→ **Your objective**
Copy every line that holds "discretion".

----------

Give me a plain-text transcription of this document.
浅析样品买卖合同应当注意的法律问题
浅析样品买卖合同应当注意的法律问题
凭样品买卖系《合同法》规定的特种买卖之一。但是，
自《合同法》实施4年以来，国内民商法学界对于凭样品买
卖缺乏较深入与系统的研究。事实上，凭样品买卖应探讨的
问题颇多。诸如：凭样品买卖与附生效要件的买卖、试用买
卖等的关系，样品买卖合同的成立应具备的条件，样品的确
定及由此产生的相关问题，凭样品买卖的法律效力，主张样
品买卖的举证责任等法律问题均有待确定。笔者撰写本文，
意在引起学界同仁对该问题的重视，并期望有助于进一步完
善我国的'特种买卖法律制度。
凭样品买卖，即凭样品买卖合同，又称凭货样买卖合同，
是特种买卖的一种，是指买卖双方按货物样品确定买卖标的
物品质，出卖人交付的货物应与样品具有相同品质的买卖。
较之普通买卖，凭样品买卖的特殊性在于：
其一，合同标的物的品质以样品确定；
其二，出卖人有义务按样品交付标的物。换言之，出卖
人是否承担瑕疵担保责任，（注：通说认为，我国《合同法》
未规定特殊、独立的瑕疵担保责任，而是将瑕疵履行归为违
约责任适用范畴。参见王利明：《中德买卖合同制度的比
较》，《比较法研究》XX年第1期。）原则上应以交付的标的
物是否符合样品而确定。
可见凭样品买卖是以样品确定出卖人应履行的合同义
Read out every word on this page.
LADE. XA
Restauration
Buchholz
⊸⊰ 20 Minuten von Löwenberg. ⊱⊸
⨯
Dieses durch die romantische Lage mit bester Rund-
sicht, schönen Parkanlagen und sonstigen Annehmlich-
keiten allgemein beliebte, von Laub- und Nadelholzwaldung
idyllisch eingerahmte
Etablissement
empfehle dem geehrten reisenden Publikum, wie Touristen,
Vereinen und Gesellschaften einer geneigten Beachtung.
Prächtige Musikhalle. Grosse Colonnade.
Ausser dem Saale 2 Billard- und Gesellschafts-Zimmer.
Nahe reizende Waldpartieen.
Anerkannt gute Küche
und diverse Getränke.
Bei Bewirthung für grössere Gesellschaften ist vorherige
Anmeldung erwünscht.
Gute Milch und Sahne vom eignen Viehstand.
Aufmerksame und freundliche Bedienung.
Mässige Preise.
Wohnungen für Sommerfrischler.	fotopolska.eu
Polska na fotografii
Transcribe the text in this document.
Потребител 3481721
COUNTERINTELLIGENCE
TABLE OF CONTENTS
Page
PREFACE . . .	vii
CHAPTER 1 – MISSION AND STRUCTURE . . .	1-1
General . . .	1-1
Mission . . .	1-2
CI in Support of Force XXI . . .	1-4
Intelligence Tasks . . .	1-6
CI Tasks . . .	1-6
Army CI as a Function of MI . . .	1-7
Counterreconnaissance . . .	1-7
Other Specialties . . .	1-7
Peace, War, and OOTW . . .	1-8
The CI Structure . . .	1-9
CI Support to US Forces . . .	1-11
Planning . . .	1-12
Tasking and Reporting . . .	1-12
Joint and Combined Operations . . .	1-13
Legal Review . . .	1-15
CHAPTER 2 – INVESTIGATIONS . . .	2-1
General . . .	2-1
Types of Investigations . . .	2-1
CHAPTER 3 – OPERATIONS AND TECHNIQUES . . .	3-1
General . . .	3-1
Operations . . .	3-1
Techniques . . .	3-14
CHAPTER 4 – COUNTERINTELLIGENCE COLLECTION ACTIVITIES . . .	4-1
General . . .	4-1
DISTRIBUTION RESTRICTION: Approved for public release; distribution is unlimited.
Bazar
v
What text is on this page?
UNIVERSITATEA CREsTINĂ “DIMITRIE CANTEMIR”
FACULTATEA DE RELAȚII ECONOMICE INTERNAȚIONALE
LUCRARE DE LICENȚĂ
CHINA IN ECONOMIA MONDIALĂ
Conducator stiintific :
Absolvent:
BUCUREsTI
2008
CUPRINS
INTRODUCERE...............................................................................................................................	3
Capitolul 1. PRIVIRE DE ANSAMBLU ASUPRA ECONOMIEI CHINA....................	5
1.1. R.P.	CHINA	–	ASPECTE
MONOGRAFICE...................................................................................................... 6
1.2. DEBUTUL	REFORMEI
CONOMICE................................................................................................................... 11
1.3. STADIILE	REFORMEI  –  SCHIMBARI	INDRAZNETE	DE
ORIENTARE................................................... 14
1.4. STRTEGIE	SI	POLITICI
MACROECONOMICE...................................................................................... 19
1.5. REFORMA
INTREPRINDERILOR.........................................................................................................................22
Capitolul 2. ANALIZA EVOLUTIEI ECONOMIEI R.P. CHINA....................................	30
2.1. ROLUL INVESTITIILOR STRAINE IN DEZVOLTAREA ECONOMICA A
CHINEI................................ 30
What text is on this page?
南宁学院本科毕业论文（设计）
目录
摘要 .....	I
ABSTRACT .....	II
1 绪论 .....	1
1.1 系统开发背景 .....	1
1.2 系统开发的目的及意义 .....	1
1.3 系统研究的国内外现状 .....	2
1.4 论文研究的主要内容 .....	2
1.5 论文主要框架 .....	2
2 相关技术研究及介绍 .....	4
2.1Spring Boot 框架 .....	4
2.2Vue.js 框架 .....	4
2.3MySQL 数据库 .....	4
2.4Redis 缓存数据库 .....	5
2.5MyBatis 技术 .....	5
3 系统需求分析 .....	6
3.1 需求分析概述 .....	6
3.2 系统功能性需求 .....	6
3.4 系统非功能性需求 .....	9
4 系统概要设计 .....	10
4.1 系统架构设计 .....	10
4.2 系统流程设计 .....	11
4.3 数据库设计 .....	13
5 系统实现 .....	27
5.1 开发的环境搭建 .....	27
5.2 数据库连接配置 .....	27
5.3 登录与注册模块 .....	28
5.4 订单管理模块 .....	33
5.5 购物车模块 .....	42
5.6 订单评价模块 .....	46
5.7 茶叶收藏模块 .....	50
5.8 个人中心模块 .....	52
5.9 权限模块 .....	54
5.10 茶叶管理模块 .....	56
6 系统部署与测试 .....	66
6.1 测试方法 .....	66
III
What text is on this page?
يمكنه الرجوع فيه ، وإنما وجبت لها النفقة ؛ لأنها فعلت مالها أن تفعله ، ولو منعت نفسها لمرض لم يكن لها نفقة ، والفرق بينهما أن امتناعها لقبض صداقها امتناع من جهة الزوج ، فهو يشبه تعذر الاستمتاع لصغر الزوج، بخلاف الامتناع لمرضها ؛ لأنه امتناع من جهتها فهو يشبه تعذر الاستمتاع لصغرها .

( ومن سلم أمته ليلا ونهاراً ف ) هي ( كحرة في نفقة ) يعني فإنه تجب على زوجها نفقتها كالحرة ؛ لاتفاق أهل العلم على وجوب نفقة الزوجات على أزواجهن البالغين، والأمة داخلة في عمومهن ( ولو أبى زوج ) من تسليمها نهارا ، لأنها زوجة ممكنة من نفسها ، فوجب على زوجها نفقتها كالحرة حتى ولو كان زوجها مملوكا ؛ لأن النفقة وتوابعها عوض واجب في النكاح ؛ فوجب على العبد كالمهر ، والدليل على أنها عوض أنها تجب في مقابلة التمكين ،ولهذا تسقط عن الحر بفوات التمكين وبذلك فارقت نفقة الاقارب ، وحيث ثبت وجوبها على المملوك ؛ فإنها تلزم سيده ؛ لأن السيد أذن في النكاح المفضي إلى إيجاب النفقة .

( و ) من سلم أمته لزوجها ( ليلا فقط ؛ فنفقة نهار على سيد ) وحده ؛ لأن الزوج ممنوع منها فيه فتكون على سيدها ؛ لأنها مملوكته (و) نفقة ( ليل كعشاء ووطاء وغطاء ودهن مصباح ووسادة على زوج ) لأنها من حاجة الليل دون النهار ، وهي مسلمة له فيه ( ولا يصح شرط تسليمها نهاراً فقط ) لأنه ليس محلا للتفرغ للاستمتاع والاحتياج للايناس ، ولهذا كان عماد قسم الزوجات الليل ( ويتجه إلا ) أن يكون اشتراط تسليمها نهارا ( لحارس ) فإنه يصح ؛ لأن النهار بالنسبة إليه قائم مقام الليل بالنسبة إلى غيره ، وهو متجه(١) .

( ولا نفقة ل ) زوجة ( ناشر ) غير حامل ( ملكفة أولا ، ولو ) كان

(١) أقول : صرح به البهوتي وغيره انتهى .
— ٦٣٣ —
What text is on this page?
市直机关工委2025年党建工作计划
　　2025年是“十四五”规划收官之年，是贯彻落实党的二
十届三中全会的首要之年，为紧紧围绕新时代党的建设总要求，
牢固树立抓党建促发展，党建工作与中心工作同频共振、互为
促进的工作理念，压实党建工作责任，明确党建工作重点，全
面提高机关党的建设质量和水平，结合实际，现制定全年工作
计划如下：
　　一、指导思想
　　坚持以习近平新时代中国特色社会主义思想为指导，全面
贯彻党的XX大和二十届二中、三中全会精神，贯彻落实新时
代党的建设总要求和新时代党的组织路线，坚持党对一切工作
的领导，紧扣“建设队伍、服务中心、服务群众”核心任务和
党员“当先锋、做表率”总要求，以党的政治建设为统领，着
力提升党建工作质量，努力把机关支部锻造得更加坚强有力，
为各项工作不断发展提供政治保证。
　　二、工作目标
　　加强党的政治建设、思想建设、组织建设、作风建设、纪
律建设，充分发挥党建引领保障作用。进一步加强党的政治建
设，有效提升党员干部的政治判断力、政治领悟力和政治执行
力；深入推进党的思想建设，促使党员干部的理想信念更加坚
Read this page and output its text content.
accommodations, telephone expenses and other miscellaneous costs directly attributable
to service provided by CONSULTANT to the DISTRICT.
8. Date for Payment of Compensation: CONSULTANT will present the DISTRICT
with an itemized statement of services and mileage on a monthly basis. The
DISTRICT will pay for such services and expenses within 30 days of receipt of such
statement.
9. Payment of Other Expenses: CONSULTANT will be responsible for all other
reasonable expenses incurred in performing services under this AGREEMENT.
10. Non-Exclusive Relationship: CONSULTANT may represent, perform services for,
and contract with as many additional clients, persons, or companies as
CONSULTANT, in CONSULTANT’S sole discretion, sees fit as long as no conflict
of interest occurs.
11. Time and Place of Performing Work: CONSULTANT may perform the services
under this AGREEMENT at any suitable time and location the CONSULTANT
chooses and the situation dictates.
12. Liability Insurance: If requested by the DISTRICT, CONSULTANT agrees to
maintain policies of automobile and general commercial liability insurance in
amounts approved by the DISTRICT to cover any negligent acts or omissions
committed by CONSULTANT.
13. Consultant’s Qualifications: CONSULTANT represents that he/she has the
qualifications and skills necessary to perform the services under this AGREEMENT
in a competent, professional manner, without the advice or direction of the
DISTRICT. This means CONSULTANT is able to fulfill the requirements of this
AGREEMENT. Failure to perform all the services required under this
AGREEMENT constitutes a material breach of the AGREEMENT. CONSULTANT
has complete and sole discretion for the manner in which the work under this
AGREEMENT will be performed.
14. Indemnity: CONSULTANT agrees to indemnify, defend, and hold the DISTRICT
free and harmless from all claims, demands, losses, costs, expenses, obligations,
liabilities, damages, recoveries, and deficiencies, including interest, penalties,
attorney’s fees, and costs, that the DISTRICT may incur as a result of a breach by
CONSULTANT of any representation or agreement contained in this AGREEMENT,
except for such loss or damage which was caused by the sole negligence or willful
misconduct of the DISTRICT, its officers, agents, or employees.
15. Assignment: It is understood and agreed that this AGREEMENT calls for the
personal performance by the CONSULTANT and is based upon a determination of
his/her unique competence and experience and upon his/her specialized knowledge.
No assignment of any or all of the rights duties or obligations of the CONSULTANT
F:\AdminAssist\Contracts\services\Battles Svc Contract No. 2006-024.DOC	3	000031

----------

→ **Full solution**
CONSULTANT, in CONSULTANT’S sole discretion, sees fit as long as no conflict
has complete and sole discretion for the manner in which the work under this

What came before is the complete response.